DATA:
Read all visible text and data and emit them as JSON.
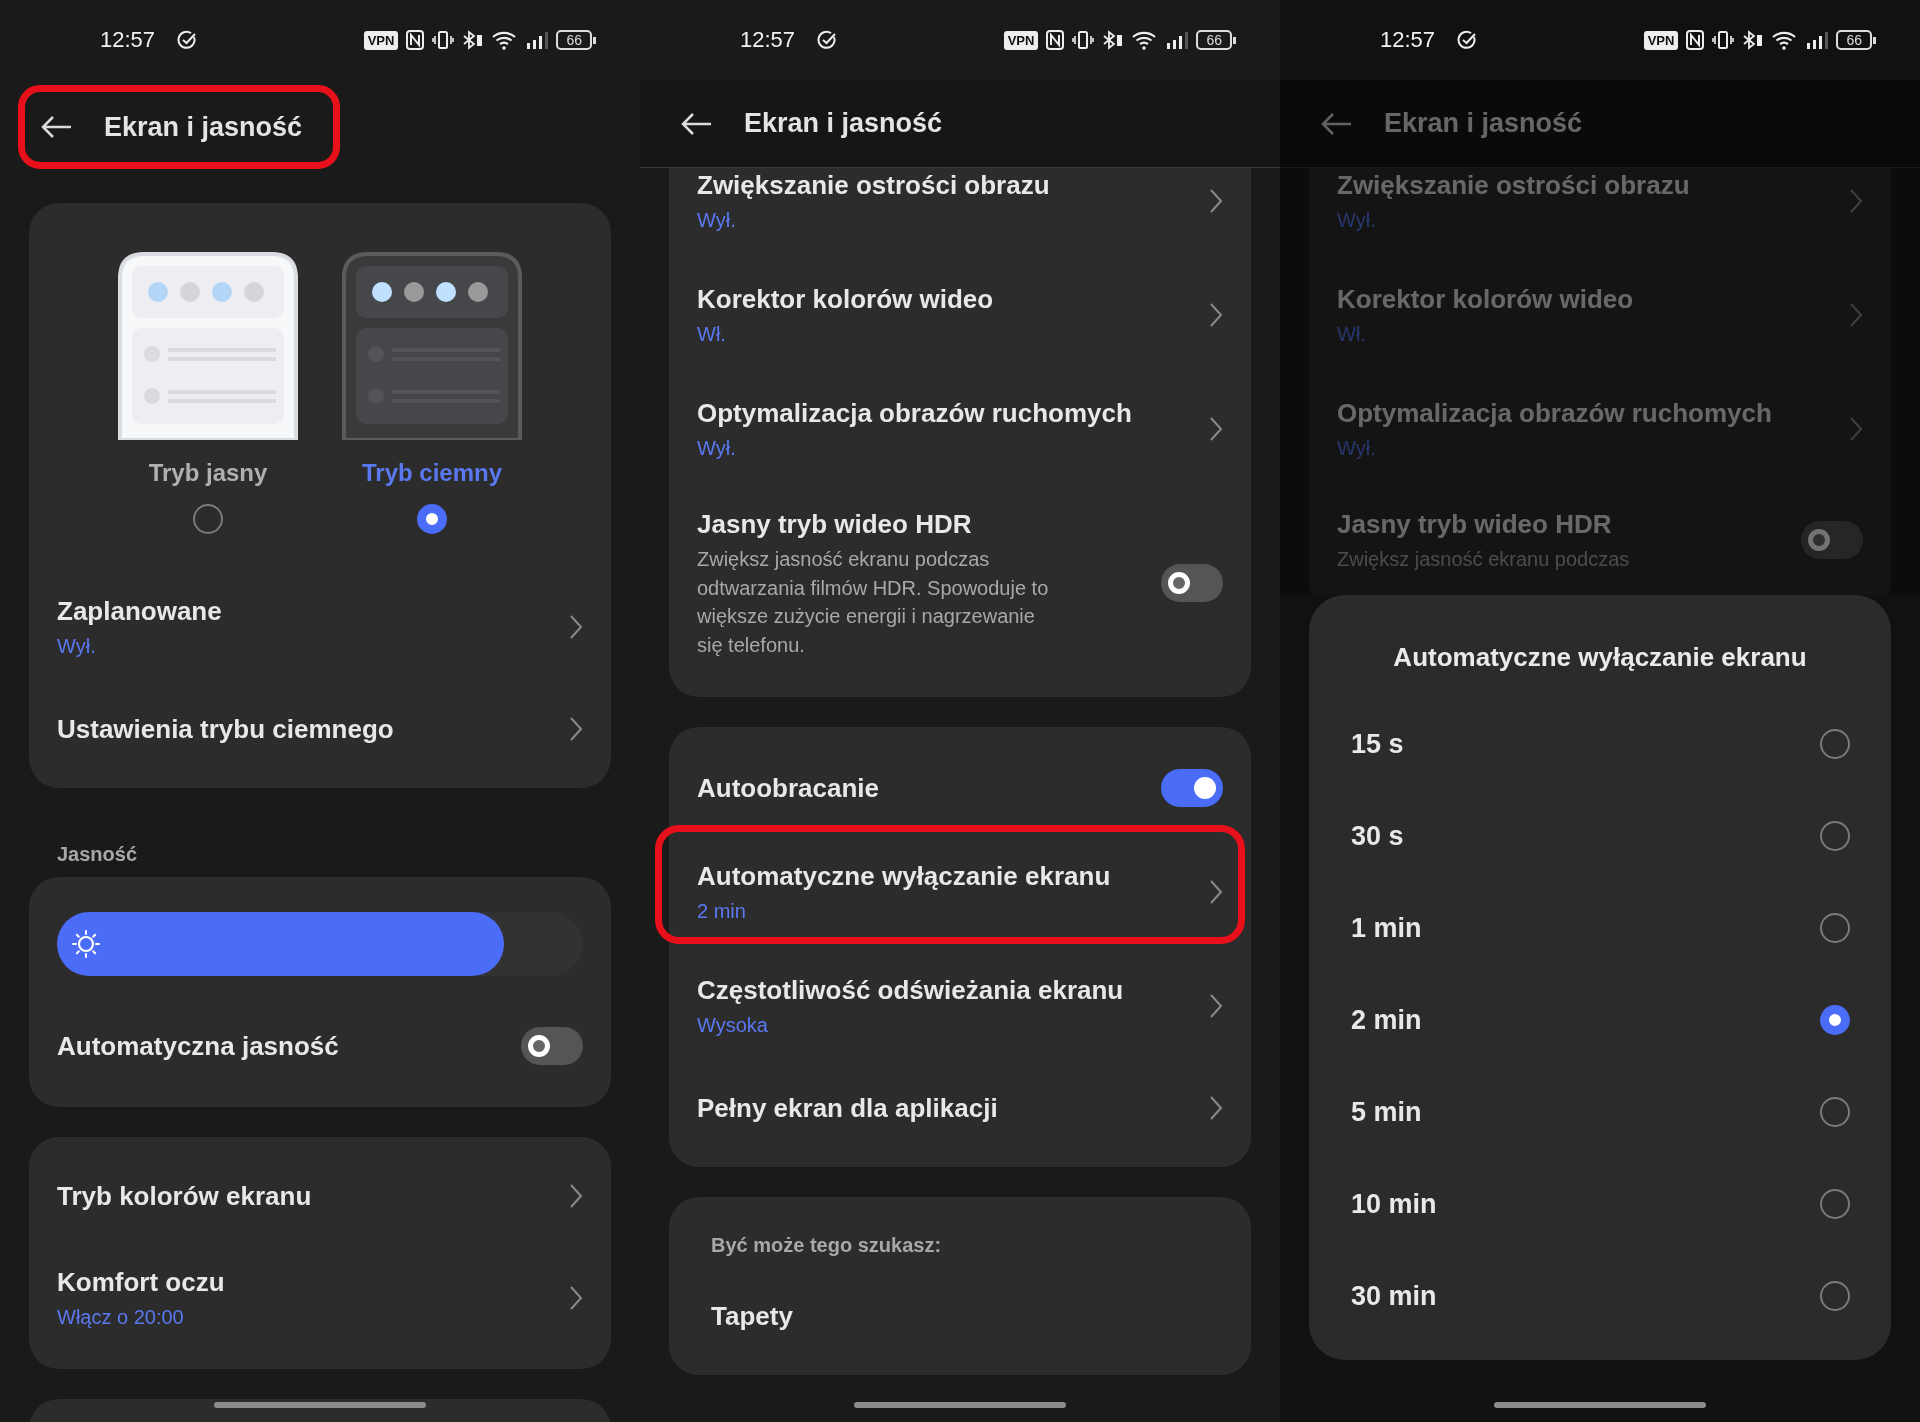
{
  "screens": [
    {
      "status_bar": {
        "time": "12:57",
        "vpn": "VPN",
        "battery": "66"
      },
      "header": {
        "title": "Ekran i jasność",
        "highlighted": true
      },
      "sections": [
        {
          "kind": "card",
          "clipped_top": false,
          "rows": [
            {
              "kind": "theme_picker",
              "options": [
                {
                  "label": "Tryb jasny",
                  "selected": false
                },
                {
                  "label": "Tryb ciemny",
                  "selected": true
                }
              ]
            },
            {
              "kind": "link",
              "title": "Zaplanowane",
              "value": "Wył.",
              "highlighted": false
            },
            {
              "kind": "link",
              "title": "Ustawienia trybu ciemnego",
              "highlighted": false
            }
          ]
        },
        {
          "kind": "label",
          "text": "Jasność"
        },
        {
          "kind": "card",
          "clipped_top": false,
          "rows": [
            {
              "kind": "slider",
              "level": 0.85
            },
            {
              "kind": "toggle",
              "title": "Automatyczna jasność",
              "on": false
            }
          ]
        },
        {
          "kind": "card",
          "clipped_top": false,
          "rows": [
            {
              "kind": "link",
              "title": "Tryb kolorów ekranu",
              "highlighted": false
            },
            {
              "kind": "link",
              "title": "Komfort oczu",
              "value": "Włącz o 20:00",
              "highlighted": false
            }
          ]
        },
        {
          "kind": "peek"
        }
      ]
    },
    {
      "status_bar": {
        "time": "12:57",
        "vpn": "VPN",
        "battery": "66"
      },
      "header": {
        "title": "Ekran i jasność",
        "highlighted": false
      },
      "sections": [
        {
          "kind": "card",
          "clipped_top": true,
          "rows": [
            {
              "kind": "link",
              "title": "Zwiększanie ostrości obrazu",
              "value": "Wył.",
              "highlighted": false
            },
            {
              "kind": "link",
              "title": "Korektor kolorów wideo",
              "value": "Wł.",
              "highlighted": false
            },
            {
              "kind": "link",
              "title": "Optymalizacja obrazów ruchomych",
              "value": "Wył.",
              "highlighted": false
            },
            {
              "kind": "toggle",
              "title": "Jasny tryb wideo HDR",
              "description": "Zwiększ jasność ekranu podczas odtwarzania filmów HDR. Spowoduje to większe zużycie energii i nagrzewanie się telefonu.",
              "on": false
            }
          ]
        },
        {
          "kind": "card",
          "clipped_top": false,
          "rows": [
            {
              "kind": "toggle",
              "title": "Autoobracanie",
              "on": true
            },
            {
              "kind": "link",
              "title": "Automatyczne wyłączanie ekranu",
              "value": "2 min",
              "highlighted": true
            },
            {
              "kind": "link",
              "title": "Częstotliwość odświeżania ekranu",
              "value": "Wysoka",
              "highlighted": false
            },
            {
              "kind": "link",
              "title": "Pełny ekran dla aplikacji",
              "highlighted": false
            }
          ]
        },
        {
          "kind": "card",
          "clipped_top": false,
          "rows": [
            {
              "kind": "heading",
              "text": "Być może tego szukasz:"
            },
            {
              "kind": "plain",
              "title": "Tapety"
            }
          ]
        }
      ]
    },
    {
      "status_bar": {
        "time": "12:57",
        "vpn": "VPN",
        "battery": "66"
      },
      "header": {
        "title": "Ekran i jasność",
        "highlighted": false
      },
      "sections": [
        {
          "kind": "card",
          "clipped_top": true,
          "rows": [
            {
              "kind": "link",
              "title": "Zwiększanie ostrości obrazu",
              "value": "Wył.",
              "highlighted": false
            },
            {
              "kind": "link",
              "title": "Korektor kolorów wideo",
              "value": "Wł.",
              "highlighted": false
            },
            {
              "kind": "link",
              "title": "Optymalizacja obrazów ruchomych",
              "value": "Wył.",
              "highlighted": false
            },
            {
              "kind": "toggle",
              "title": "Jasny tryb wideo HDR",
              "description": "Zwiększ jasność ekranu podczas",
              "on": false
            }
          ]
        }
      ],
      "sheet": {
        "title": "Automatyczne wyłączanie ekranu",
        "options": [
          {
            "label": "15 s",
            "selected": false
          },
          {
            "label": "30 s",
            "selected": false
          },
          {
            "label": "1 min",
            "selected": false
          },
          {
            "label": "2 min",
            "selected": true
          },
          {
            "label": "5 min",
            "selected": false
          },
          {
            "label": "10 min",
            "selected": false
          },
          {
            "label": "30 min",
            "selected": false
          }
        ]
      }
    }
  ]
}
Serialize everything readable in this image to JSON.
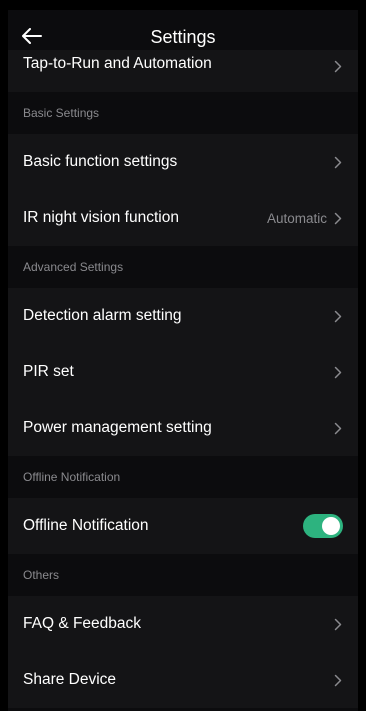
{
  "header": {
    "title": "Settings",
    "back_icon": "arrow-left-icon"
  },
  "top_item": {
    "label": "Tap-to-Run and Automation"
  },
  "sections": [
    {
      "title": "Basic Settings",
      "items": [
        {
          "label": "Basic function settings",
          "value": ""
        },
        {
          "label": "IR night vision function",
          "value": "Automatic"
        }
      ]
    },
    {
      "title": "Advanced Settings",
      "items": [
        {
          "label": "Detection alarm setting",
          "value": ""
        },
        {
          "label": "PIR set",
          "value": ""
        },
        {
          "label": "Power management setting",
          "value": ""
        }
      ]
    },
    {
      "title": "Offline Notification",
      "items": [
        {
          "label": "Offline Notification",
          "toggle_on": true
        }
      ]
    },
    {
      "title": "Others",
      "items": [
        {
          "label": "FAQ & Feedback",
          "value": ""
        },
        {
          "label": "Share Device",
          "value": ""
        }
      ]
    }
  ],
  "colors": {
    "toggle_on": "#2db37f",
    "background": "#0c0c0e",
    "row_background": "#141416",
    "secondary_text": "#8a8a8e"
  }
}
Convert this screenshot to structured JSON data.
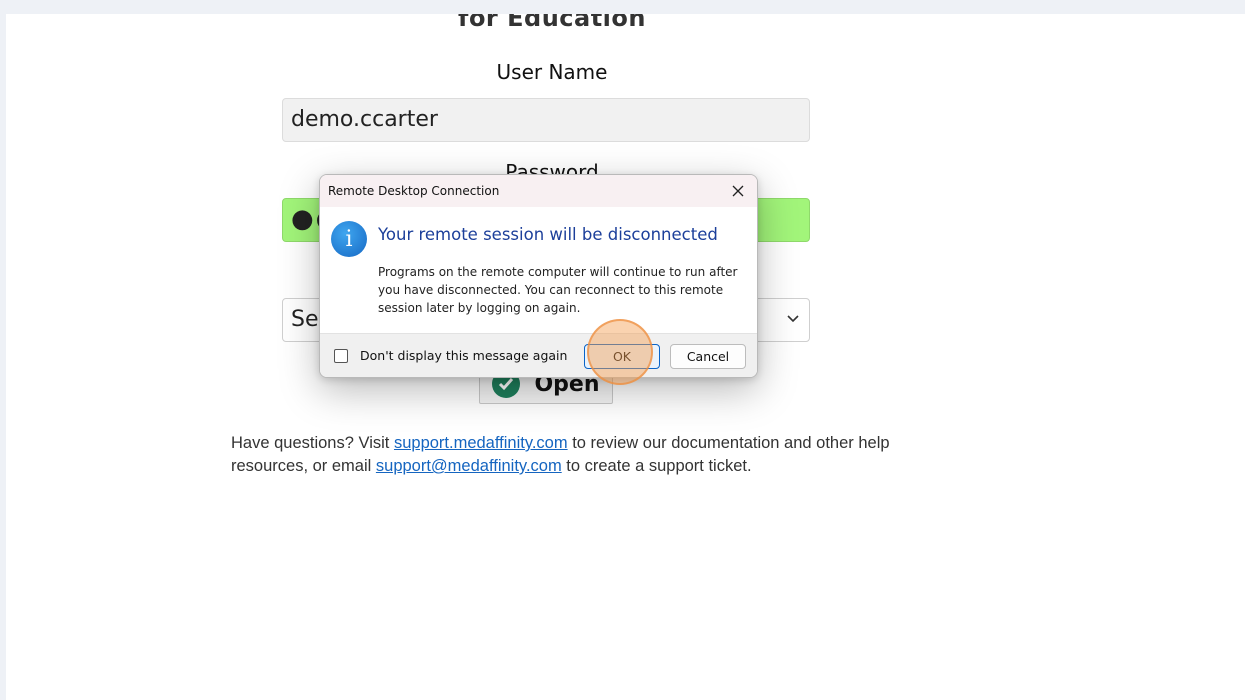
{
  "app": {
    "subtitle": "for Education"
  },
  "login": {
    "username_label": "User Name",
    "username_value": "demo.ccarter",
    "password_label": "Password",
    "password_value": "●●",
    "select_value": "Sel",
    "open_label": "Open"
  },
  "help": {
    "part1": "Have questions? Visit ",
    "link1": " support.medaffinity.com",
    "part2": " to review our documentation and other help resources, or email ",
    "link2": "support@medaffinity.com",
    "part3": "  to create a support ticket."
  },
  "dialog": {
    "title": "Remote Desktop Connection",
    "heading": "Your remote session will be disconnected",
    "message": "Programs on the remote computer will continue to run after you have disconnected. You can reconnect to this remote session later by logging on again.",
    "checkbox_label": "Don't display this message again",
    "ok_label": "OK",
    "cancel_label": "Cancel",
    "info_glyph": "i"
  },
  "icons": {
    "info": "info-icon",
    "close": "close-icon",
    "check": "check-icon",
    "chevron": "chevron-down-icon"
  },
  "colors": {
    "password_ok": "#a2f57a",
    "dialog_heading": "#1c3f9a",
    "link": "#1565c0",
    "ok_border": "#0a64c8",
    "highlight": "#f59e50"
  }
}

DIRECTIONS: All of the records need repeating exactly, except for the pictures.

ANSWER TO THIS EXERCISE:
Read all visible text and data and emit them as JSON.
{
  "screens": [
    {
      "status_bar": {
        "time": "12:57",
        "vpn": "VPN",
        "battery": "66"
      },
      "header": {
        "title": "Ekran i jasność",
        "highlighted": true
      },
      "sections": [
        {
          "kind": "card",
          "clipped_top": false,
          "rows": [
            {
              "kind": "theme_picker",
              "options": [
                {
                  "label": "Tryb jasny",
                  "selected": false
                },
                {
                  "label": "Tryb ciemny",
                  "selected": true
                }
              ]
            },
            {
              "kind": "link",
              "title": "Zaplanowane",
              "value": "Wył.",
              "highlighted": false
            },
            {
              "kind": "link",
              "title": "Ustawienia trybu ciemnego",
              "highlighted": false
            }
          ]
        },
        {
          "kind": "label",
          "text": "Jasność"
        },
        {
          "kind": "card",
          "clipped_top": false,
          "rows": [
            {
              "kind": "slider",
              "level": 0.85
            },
            {
              "kind": "toggle",
              "title": "Automatyczna jasność",
              "on": false
            }
          ]
        },
        {
          "kind": "card",
          "clipped_top": false,
          "rows": [
            {
              "kind": "link",
              "title": "Tryb kolorów ekranu",
              "highlighted": false
            },
            {
              "kind": "link",
              "title": "Komfort oczu",
              "value": "Włącz o 20:00",
              "highlighted": false
            }
          ]
        },
        {
          "kind": "peek"
        }
      ]
    },
    {
      "status_bar": {
        "time": "12:57",
        "vpn": "VPN",
        "battery": "66"
      },
      "header": {
        "title": "Ekran i jasność",
        "highlighted": false
      },
      "sections": [
        {
          "kind": "card",
          "clipped_top": true,
          "rows": [
            {
              "kind": "link",
              "title": "Zwiększanie ostrości obrazu",
              "value": "Wył.",
              "highlighted": false
            },
            {
              "kind": "link",
              "title": "Korektor kolorów wideo",
              "value": "Wł.",
              "highlighted": false
            },
            {
              "kind": "link",
              "title": "Optymalizacja obrazów ruchomych",
              "value": "Wył.",
              "highlighted": false
            },
            {
              "kind": "toggle",
              "title": "Jasny tryb wideo HDR",
              "description": "Zwiększ jasność ekranu podczas odtwarzania filmów HDR. Spowoduje to większe zużycie energii i nagrzewanie się telefonu.",
              "on": false
            }
          ]
        },
        {
          "kind": "card",
          "clipped_top": false,
          "rows": [
            {
              "kind": "toggle",
              "title": "Autoobracanie",
              "on": true
            },
            {
              "kind": "link",
              "title": "Automatyczne wyłączanie ekranu",
              "value": "2 min",
              "highlighted": true
            },
            {
              "kind": "link",
              "title": "Częstotliwość odświeżania ekranu",
              "value": "Wysoka",
              "highlighted": false
            },
            {
              "kind": "link",
              "title": "Pełny ekran dla aplikacji",
              "highlighted": false
            }
          ]
        },
        {
          "kind": "card",
          "clipped_top": false,
          "rows": [
            {
              "kind": "heading",
              "text": "Być może tego szukasz:"
            },
            {
              "kind": "plain",
              "title": "Tapety"
            }
          ]
        }
      ]
    },
    {
      "status_bar": {
        "time": "12:57",
        "vpn": "VPN",
        "battery": "66"
      },
      "header": {
        "title": "Ekran i jasność",
        "highlighted": false
      },
      "sections": [
        {
          "kind": "card",
          "clipped_top": true,
          "rows": [
            {
              "kind": "link",
              "title": "Zwiększanie ostrości obrazu",
              "value": "Wył.",
              "highlighted": false
            },
            {
              "kind": "link",
              "title": "Korektor kolorów wideo",
              "value": "Wł.",
              "highlighted": false
            },
            {
              "kind": "link",
              "title": "Optymalizacja obrazów ruchomych",
              "value": "Wył.",
              "highlighted": false
            },
            {
              "kind": "toggle",
              "title": "Jasny tryb wideo HDR",
              "description": "Zwiększ jasność ekranu podczas",
              "on": false
            }
          ]
        }
      ],
      "sheet": {
        "title": "Automatyczne wyłączanie ekranu",
        "options": [
          {
            "label": "15 s",
            "selected": false
          },
          {
            "label": "30 s",
            "selected": false
          },
          {
            "label": "1 min",
            "selected": false
          },
          {
            "label": "2 min",
            "selected": true
          },
          {
            "label": "5 min",
            "selected": false
          },
          {
            "label": "10 min",
            "selected": false
          },
          {
            "label": "30 min",
            "selected": false
          }
        ]
      }
    }
  ]
}
Serialize everything readable in this image to JSON.
{
  "header": {
    "title": "Settings",
    "back_icon": "arrow-left-icon"
  },
  "top_item": {
    "label": "Tap-to-Run and Automation"
  },
  "sections": [
    {
      "title": "Basic Settings",
      "items": [
        {
          "label": "Basic function settings",
          "value": ""
        },
        {
          "label": "IR night vision function",
          "value": "Automatic"
        }
      ]
    },
    {
      "title": "Advanced Settings",
      "items": [
        {
          "label": "Detection alarm setting",
          "value": ""
        },
        {
          "label": "PIR set",
          "value": ""
        },
        {
          "label": "Power management setting",
          "value": ""
        }
      ]
    },
    {
      "title": "Offline Notification",
      "items": [
        {
          "label": "Offline Notification",
          "toggle_on": true
        }
      ]
    },
    {
      "title": "Others",
      "items": [
        {
          "label": "FAQ & Feedback",
          "value": ""
        },
        {
          "label": "Share Device",
          "value": ""
        }
      ]
    }
  ],
  "colors": {
    "toggle_on": "#2db37f",
    "background": "#0c0c0e",
    "row_background": "#141416",
    "secondary_text": "#8a8a8e"
  }
}
Convert this screenshot to structured JSON data.
{
  "app": {
    "subtitle": "for Education"
  },
  "login": {
    "username_label": "User Name",
    "username_value": "demo.ccarter",
    "password_label": "Password",
    "password_value": "●●",
    "select_value": "Sel",
    "open_label": "Open"
  },
  "help": {
    "part1": "Have questions? Visit ",
    "link1": " support.medaffinity.com",
    "part2": " to review our documentation and other help resources, or email ",
    "link2": "support@medaffinity.com",
    "part3": "  to create a support ticket."
  },
  "dialog": {
    "title": "Remote Desktop Connection",
    "heading": "Your remote session will be disconnected",
    "message": "Programs on the remote computer will continue to run after you have disconnected. You can reconnect to this remote session later by logging on again.",
    "checkbox_label": "Don't display this message again",
    "ok_label": "OK",
    "cancel_label": "Cancel",
    "info_glyph": "i"
  },
  "icons": {
    "info": "info-icon",
    "close": "close-icon",
    "check": "check-icon",
    "chevron": "chevron-down-icon"
  },
  "colors": {
    "password_ok": "#a2f57a",
    "dialog_heading": "#1c3f9a",
    "link": "#1565c0",
    "ok_border": "#0a64c8",
    "highlight": "#f59e50"
  }
}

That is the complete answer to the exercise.